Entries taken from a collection
-- Begin --

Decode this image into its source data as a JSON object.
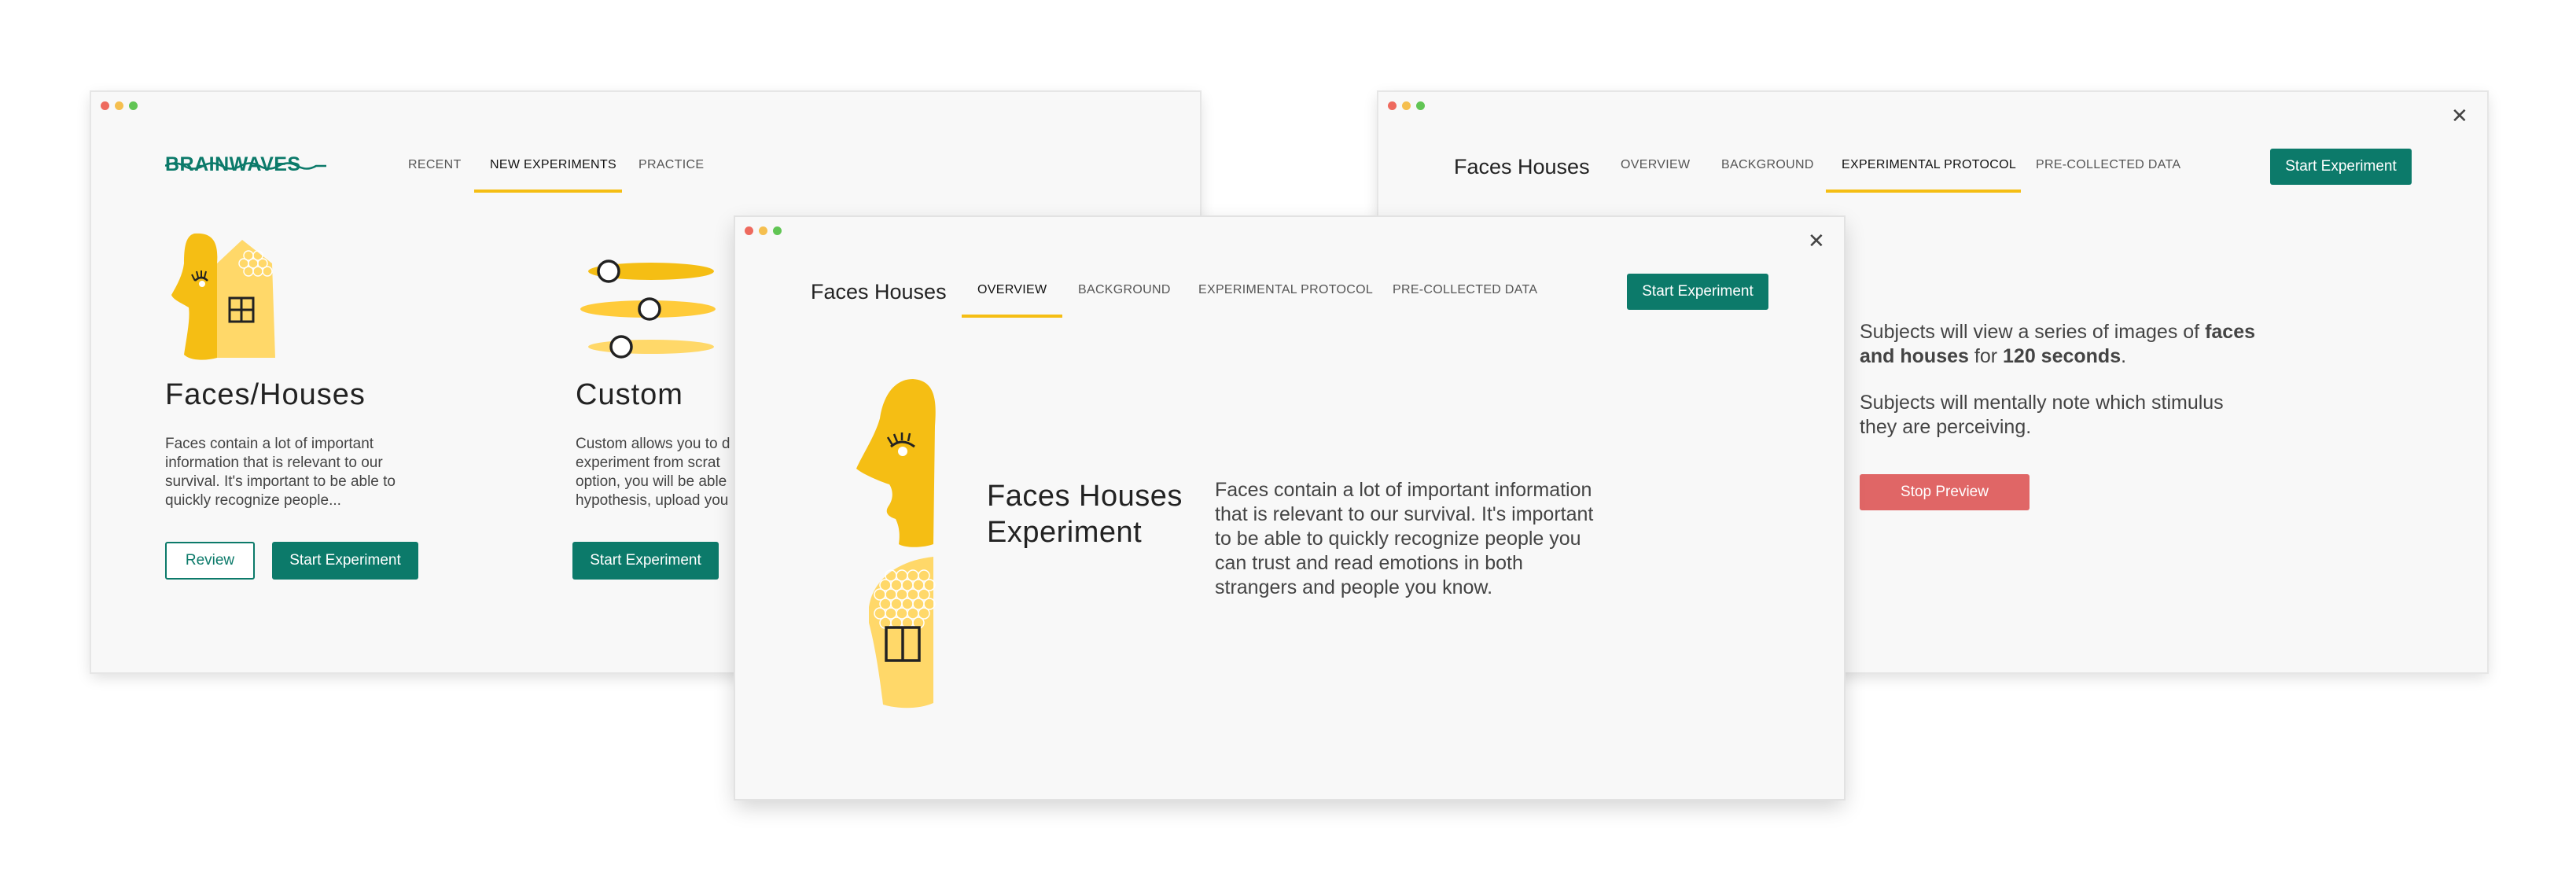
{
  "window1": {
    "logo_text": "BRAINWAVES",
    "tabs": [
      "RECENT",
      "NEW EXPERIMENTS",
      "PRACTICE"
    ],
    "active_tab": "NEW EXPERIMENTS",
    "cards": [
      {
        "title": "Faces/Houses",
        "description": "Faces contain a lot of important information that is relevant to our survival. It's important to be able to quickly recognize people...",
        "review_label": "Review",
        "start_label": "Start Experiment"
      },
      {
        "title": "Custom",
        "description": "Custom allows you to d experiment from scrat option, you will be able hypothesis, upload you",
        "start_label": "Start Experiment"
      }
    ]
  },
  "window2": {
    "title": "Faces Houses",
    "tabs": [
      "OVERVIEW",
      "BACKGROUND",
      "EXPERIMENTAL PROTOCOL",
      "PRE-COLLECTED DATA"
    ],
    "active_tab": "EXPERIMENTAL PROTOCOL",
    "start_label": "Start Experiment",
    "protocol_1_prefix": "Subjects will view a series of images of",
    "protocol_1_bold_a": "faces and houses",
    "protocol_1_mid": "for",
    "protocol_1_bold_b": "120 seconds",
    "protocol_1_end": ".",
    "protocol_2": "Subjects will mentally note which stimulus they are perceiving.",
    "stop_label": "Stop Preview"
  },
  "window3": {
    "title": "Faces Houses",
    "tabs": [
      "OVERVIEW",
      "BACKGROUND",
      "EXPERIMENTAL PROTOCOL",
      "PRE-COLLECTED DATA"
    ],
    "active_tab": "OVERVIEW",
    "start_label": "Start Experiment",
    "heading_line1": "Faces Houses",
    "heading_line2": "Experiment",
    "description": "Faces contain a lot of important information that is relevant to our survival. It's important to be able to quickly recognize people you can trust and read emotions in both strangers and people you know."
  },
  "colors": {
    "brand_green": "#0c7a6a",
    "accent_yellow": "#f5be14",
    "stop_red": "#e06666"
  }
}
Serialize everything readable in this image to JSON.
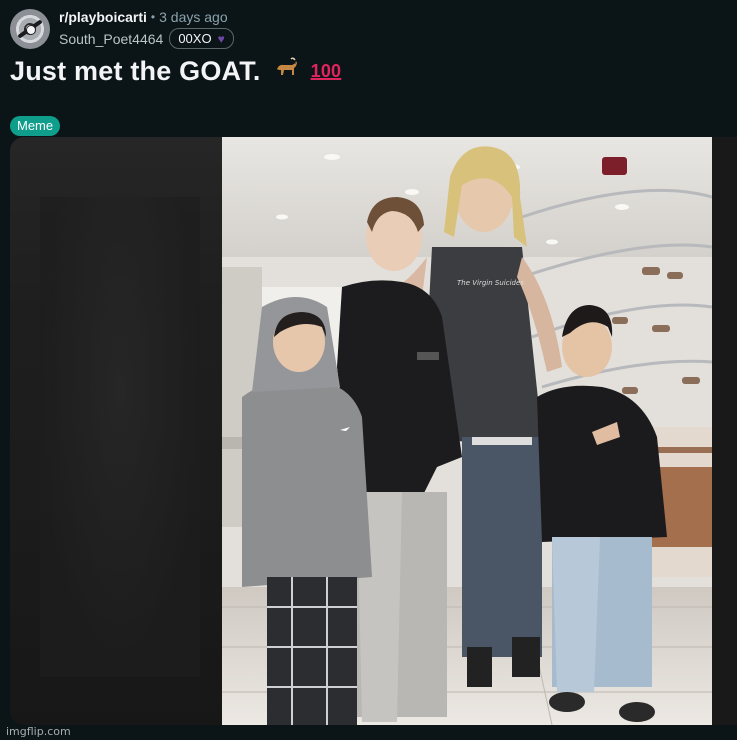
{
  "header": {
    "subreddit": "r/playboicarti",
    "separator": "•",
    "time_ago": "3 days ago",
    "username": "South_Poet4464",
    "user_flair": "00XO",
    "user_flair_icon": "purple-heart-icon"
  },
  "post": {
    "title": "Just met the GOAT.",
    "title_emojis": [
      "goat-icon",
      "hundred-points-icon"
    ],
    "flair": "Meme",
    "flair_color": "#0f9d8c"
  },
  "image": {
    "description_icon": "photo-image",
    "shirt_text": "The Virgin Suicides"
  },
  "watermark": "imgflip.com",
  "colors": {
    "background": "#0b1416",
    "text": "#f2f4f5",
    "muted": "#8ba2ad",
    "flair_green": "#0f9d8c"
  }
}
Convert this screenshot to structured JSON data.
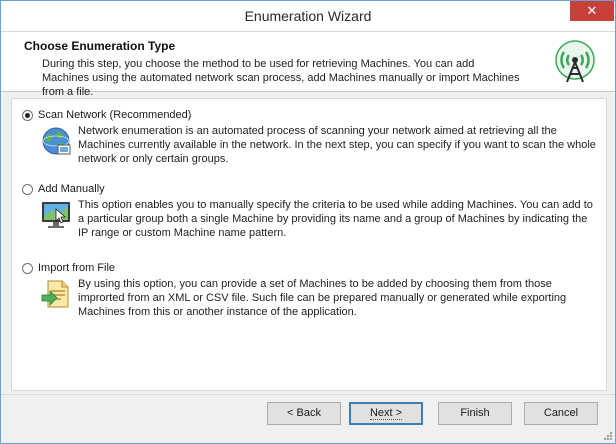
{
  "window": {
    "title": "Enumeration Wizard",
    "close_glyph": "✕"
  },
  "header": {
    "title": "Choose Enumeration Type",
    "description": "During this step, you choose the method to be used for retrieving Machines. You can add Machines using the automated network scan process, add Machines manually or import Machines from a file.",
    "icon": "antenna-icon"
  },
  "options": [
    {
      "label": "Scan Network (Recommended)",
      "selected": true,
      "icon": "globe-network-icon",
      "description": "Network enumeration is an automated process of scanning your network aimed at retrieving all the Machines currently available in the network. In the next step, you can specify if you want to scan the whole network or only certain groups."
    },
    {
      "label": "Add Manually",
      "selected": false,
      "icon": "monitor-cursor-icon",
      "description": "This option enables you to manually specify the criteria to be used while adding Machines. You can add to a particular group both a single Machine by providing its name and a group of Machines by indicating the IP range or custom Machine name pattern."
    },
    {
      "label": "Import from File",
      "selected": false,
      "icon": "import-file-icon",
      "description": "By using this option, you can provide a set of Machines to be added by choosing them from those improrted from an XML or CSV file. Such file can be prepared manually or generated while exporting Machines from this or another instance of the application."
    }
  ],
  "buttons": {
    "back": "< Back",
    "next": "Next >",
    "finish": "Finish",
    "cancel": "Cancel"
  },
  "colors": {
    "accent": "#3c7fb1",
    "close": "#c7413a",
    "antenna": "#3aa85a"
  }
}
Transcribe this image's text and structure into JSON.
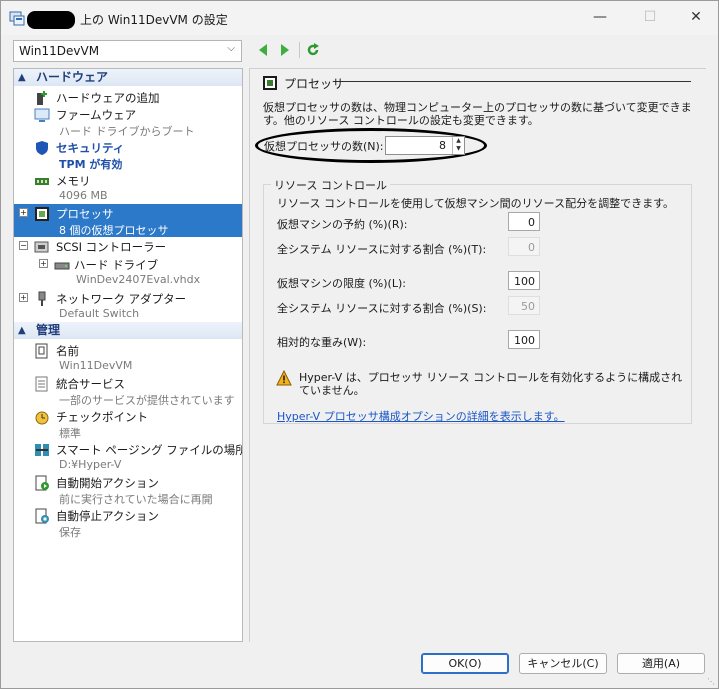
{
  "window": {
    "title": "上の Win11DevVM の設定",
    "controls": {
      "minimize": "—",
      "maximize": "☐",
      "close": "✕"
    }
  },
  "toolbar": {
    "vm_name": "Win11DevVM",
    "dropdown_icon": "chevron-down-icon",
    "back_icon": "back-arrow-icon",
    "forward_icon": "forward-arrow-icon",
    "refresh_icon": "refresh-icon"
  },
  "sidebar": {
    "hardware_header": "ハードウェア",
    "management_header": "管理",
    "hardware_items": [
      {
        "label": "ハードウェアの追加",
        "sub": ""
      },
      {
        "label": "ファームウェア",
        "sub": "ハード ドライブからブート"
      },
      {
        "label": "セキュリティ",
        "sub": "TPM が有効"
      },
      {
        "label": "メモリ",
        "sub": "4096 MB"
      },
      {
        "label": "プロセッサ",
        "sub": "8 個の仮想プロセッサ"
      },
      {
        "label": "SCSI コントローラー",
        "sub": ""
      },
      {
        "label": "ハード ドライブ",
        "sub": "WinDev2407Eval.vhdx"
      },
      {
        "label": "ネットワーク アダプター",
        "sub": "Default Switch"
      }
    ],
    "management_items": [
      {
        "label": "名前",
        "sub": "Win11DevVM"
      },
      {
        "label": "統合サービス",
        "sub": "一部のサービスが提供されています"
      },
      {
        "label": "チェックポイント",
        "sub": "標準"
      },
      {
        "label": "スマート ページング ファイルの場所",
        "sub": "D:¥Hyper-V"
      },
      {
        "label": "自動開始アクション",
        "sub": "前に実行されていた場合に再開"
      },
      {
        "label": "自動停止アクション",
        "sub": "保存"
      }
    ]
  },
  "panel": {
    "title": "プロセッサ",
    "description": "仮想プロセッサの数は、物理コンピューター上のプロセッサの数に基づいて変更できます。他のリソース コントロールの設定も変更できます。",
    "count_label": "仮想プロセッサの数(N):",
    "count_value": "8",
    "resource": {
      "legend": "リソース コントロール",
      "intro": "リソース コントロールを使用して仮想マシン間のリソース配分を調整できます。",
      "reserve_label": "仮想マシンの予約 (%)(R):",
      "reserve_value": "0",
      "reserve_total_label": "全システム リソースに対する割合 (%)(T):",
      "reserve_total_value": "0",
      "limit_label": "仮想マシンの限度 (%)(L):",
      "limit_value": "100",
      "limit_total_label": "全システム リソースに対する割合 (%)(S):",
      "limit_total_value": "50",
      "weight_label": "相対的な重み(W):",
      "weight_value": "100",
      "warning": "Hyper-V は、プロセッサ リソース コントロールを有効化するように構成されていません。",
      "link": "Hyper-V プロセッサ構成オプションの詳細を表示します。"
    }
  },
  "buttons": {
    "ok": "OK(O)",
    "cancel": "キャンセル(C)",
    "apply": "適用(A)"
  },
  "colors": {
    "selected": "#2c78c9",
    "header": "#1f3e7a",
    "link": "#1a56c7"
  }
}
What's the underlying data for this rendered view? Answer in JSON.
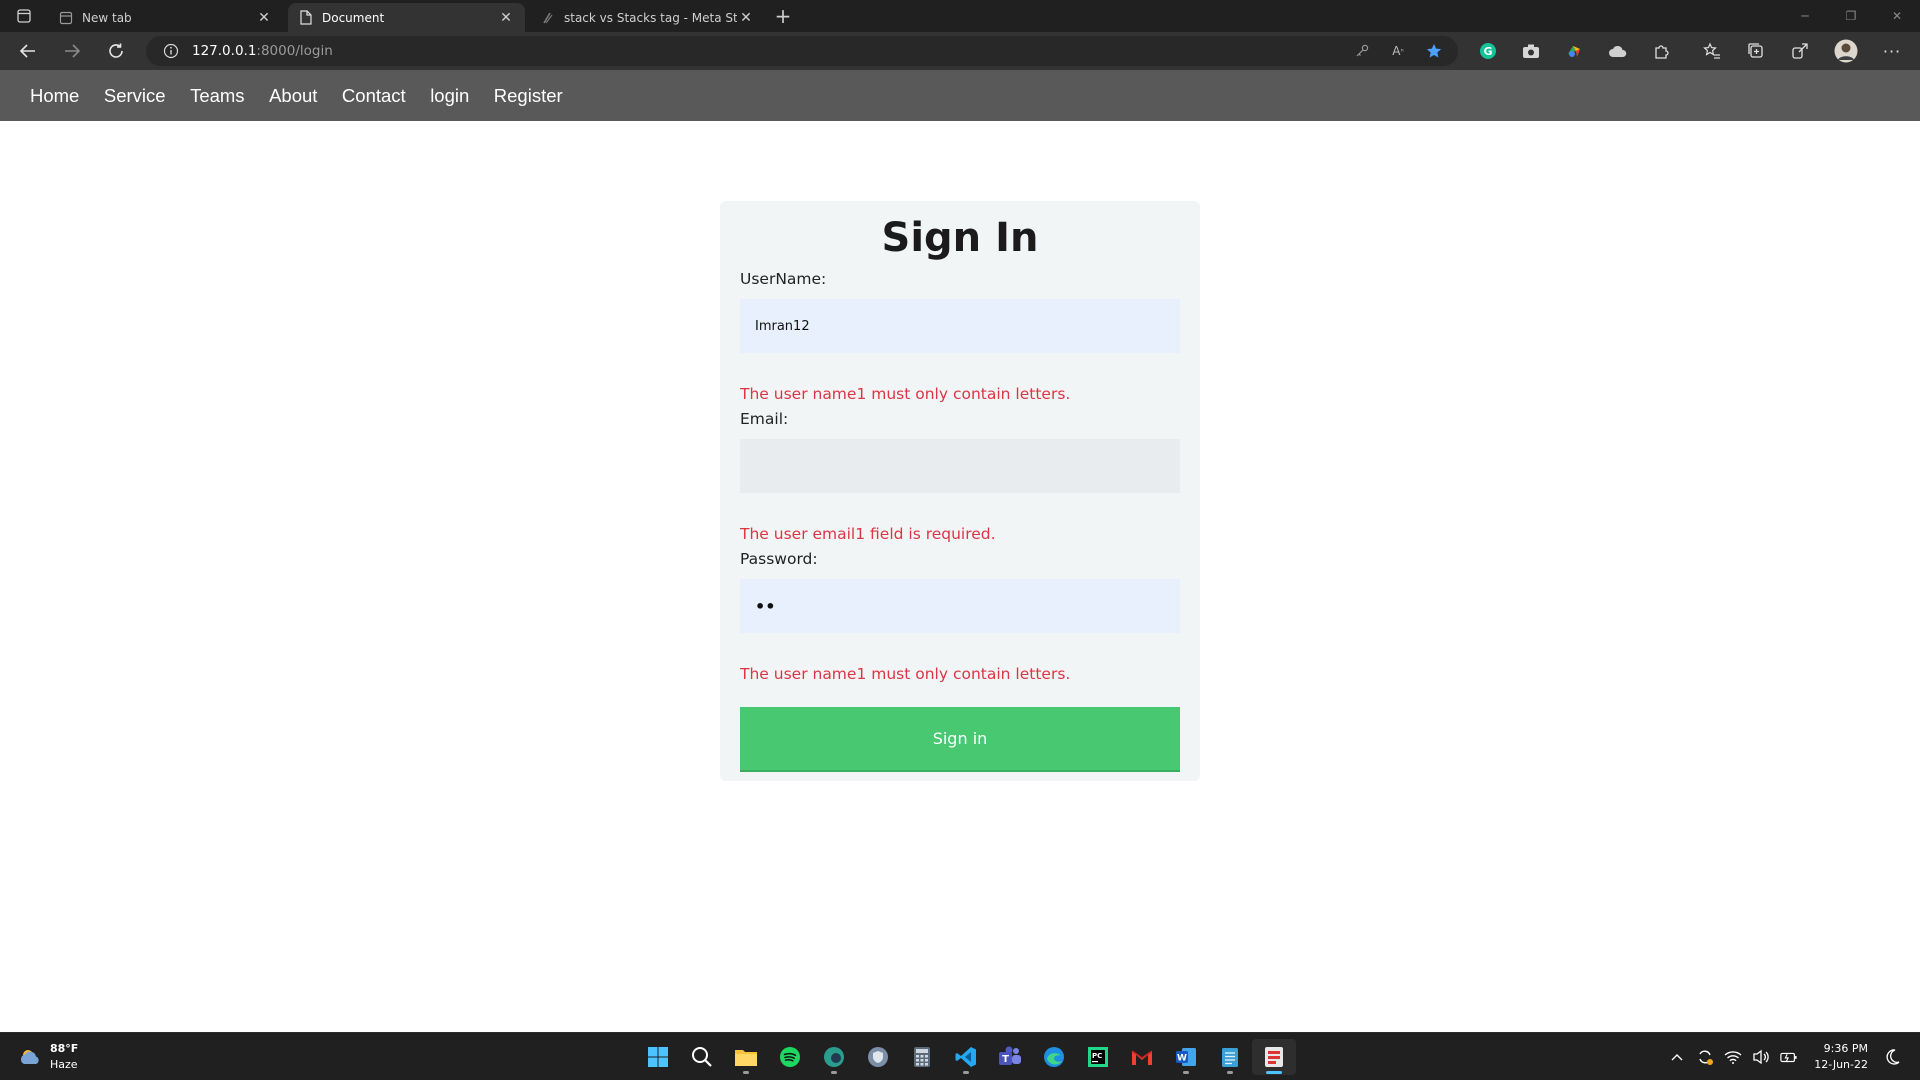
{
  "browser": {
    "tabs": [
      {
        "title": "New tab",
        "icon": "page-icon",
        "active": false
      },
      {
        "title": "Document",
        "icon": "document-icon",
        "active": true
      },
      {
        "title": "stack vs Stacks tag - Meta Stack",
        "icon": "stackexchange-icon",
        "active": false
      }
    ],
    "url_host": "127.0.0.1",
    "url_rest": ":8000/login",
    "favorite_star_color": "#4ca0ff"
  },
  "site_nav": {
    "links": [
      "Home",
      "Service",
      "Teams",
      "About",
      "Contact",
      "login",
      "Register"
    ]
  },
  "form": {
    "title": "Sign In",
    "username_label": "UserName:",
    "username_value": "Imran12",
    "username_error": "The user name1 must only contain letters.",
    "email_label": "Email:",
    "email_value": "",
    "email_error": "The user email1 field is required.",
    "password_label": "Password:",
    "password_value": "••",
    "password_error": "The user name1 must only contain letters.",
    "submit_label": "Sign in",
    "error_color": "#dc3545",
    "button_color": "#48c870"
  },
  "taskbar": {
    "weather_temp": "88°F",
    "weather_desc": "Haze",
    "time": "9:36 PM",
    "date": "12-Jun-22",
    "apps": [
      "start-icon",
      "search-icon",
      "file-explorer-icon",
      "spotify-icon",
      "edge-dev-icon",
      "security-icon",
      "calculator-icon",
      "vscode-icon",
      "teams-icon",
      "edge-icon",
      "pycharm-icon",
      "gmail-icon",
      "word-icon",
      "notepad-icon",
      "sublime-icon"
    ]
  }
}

-- End --

* PROBLEM STATEMENT: State the count of lines that contain the string "Subjects". Nothing else is needed.

* RESPONSE BELOW: 2